* [Supplied material]
#####
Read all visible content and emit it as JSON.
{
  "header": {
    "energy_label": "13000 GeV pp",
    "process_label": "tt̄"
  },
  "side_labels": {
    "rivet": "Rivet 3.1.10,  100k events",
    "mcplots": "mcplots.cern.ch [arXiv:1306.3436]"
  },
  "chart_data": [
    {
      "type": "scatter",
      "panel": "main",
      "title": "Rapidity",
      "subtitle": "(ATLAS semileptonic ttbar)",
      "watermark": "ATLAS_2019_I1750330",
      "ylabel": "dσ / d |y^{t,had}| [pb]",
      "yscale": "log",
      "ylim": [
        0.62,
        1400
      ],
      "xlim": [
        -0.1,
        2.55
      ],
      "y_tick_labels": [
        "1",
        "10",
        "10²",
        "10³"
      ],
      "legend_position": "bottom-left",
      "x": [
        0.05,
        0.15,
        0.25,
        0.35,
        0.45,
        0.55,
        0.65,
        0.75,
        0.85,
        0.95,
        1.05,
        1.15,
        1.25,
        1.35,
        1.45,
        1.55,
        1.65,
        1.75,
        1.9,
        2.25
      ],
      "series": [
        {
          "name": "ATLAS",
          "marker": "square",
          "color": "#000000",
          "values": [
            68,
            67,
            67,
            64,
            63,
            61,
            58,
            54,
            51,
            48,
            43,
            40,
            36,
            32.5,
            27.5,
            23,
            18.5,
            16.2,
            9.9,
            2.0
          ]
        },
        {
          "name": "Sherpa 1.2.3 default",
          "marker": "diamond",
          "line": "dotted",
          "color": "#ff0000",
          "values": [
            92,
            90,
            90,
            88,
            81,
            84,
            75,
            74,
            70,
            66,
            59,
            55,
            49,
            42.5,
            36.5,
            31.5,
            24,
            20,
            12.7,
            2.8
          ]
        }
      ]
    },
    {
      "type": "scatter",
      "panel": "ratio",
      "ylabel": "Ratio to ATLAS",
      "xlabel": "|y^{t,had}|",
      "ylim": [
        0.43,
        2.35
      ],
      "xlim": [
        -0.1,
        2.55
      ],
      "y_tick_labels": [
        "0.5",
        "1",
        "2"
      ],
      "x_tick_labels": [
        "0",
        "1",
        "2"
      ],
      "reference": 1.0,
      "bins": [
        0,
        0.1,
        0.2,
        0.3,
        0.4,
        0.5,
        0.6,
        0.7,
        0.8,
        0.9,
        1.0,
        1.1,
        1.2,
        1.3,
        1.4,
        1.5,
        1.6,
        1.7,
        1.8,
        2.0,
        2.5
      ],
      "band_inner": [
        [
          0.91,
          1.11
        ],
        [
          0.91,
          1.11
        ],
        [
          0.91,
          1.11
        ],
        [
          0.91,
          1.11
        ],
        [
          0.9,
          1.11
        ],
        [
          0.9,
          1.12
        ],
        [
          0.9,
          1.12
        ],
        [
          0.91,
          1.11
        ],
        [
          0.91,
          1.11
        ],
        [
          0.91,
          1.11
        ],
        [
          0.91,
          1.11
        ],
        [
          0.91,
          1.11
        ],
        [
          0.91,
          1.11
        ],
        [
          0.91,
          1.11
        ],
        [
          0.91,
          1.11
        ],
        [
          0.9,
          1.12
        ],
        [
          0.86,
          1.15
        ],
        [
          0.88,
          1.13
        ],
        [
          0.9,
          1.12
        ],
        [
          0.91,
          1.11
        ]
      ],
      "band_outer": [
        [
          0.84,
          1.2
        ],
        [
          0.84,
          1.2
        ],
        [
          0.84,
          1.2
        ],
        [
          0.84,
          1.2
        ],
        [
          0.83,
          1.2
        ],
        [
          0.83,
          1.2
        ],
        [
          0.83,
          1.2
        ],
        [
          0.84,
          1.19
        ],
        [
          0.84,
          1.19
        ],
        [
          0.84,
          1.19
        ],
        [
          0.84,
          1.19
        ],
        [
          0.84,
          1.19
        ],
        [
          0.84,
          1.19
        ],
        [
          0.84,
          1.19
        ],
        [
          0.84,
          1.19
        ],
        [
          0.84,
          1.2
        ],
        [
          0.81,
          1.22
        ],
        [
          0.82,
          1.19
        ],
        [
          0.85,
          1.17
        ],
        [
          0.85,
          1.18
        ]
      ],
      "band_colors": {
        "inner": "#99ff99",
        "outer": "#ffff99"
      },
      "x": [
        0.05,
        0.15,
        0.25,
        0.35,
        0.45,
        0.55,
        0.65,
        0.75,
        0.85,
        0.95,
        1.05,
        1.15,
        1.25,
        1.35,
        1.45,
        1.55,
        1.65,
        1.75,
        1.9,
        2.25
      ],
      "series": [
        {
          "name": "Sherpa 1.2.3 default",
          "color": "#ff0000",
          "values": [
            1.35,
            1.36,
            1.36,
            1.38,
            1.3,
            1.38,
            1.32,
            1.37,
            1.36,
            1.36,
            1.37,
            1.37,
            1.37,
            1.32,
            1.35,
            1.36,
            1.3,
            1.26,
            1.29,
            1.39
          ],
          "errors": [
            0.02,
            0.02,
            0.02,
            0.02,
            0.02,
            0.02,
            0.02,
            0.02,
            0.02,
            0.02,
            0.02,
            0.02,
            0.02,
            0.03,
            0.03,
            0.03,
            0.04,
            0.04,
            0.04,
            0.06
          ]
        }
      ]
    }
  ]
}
#####
* [Exercise details] Retype every entry above, word for word.

* [Result of the exercise]
Read all visible content and emit it as JSON.
{
  "header": {
    "energy_label": "13000 GeV pp",
    "process_label": "tt̄"
  },
  "side_labels": {
    "rivet": "Rivet 3.1.10,  100k events",
    "mcplots": "mcplots.cern.ch [arXiv:1306.3436]"
  },
  "chart_data": [
    {
      "type": "scatter",
      "panel": "main",
      "title": "Rapidity",
      "subtitle": "(ATLAS semileptonic ttbar)",
      "watermark": "ATLAS_2019_I1750330",
      "ylabel": "dσ / d |y^{t,had}| [pb]",
      "yscale": "log",
      "ylim": [
        0.62,
        1400
      ],
      "xlim": [
        -0.1,
        2.55
      ],
      "y_tick_labels": [
        "1",
        "10",
        "10²",
        "10³"
      ],
      "legend_position": "bottom-left",
      "x": [
        0.05,
        0.15,
        0.25,
        0.35,
        0.45,
        0.55,
        0.65,
        0.75,
        0.85,
        0.95,
        1.05,
        1.15,
        1.25,
        1.35,
        1.45,
        1.55,
        1.65,
        1.75,
        1.9,
        2.25
      ],
      "series": [
        {
          "name": "ATLAS",
          "marker": "square",
          "color": "#000000",
          "values": [
            68,
            67,
            67,
            64,
            63,
            61,
            58,
            54,
            51,
            48,
            43,
            40,
            36,
            32.5,
            27.5,
            23,
            18.5,
            16.2,
            9.9,
            2.0
          ]
        },
        {
          "name": "Sherpa 1.2.3 default",
          "marker": "diamond",
          "line": "dotted",
          "color": "#ff0000",
          "values": [
            92,
            90,
            90,
            88,
            81,
            84,
            75,
            74,
            70,
            66,
            59,
            55,
            49,
            42.5,
            36.5,
            31.5,
            24,
            20,
            12.7,
            2.8
          ]
        }
      ]
    },
    {
      "type": "scatter",
      "panel": "ratio",
      "ylabel": "Ratio to ATLAS",
      "xlabel": "|y^{t,had}|",
      "ylim": [
        0.43,
        2.35
      ],
      "xlim": [
        -0.1,
        2.55
      ],
      "y_tick_labels": [
        "0.5",
        "1",
        "2"
      ],
      "x_tick_labels": [
        "0",
        "1",
        "2"
      ],
      "reference": 1.0,
      "bins": [
        0,
        0.1,
        0.2,
        0.3,
        0.4,
        0.5,
        0.6,
        0.7,
        0.8,
        0.9,
        1.0,
        1.1,
        1.2,
        1.3,
        1.4,
        1.5,
        1.6,
        1.7,
        1.8,
        2.0,
        2.5
      ],
      "band_inner": [
        [
          0.91,
          1.11
        ],
        [
          0.91,
          1.11
        ],
        [
          0.91,
          1.11
        ],
        [
          0.91,
          1.11
        ],
        [
          0.9,
          1.11
        ],
        [
          0.9,
          1.12
        ],
        [
          0.9,
          1.12
        ],
        [
          0.91,
          1.11
        ],
        [
          0.91,
          1.11
        ],
        [
          0.91,
          1.11
        ],
        [
          0.91,
          1.11
        ],
        [
          0.91,
          1.11
        ],
        [
          0.91,
          1.11
        ],
        [
          0.91,
          1.11
        ],
        [
          0.91,
          1.11
        ],
        [
          0.9,
          1.12
        ],
        [
          0.86,
          1.15
        ],
        [
          0.88,
          1.13
        ],
        [
          0.9,
          1.12
        ],
        [
          0.91,
          1.11
        ]
      ],
      "band_outer": [
        [
          0.84,
          1.2
        ],
        [
          0.84,
          1.2
        ],
        [
          0.84,
          1.2
        ],
        [
          0.84,
          1.2
        ],
        [
          0.83,
          1.2
        ],
        [
          0.83,
          1.2
        ],
        [
          0.83,
          1.2
        ],
        [
          0.84,
          1.19
        ],
        [
          0.84,
          1.19
        ],
        [
          0.84,
          1.19
        ],
        [
          0.84,
          1.19
        ],
        [
          0.84,
          1.19
        ],
        [
          0.84,
          1.19
        ],
        [
          0.84,
          1.19
        ],
        [
          0.84,
          1.19
        ],
        [
          0.84,
          1.2
        ],
        [
          0.81,
          1.22
        ],
        [
          0.82,
          1.19
        ],
        [
          0.85,
          1.17
        ],
        [
          0.85,
          1.18
        ]
      ],
      "band_colors": {
        "inner": "#99ff99",
        "outer": "#ffff99"
      },
      "x": [
        0.05,
        0.15,
        0.25,
        0.35,
        0.45,
        0.55,
        0.65,
        0.75,
        0.85,
        0.95,
        1.05,
        1.15,
        1.25,
        1.35,
        1.45,
        1.55,
        1.65,
        1.75,
        1.9,
        2.25
      ],
      "series": [
        {
          "name": "Sherpa 1.2.3 default",
          "color": "#ff0000",
          "values": [
            1.35,
            1.36,
            1.36,
            1.38,
            1.3,
            1.38,
            1.32,
            1.37,
            1.36,
            1.36,
            1.37,
            1.37,
            1.37,
            1.32,
            1.35,
            1.36,
            1.3,
            1.26,
            1.29,
            1.39
          ],
          "errors": [
            0.02,
            0.02,
            0.02,
            0.02,
            0.02,
            0.02,
            0.02,
            0.02,
            0.02,
            0.02,
            0.02,
            0.02,
            0.02,
            0.03,
            0.03,
            0.03,
            0.04,
            0.04,
            0.04,
            0.06
          ]
        }
      ]
    }
  ]
}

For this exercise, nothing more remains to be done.